┌──

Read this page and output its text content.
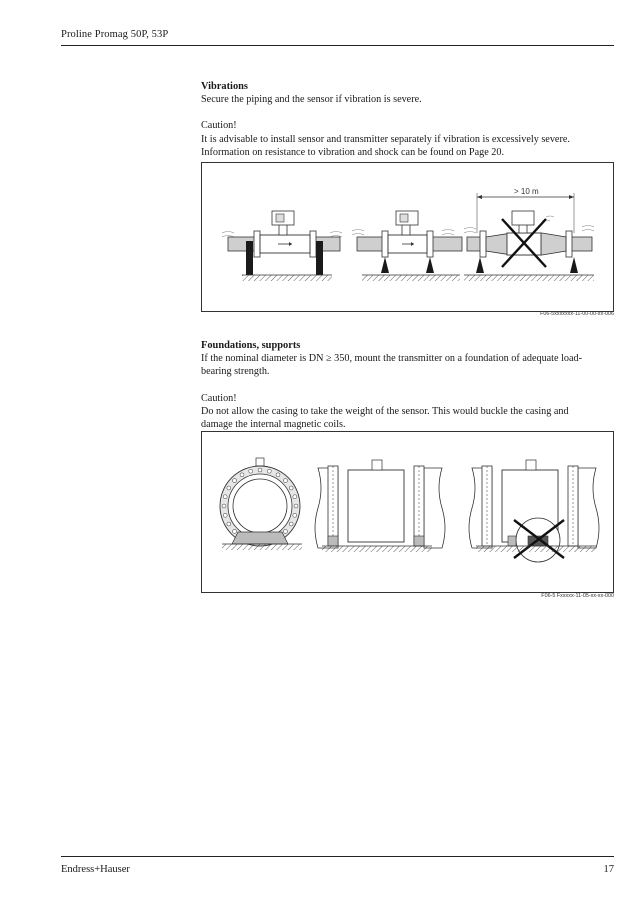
Proline Promag 50P, 53P
Vibrations

Secure the piping and the sensor if vibration is severe.

Caution!

It is advisable to install sensor and transmitter separately if vibration is excessively severe.

Information on resistance to vibration and shock can be found on Page 20.

> 10 m
F06-5xxxxxxx-11-00-00-xx-006
Foundations, supports

If the nominal diameter is DN ≥ 350, mount the transmitter on a foundation of adequate load-

bearing strength.

Caution!

Do not allow the casing to take the weight of the sensor. This would buckle the casing and

damage the internal magnetic coils.

F06-5 Fxxxxx-11-05-xx-xx-000
Endress+Hauser	17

└──

> _TASK INSTRUCTIONS_: Gather up, from the records above, each line where the word "sensor" appears.

> _RESULT_:
Secure the piping and the sensor if vibration is severe.
It is advisable to install sensor and transmitter separately if vibration is excessively severe.
Do not allow the casing to take the weight of the sensor. This would buckle the casing and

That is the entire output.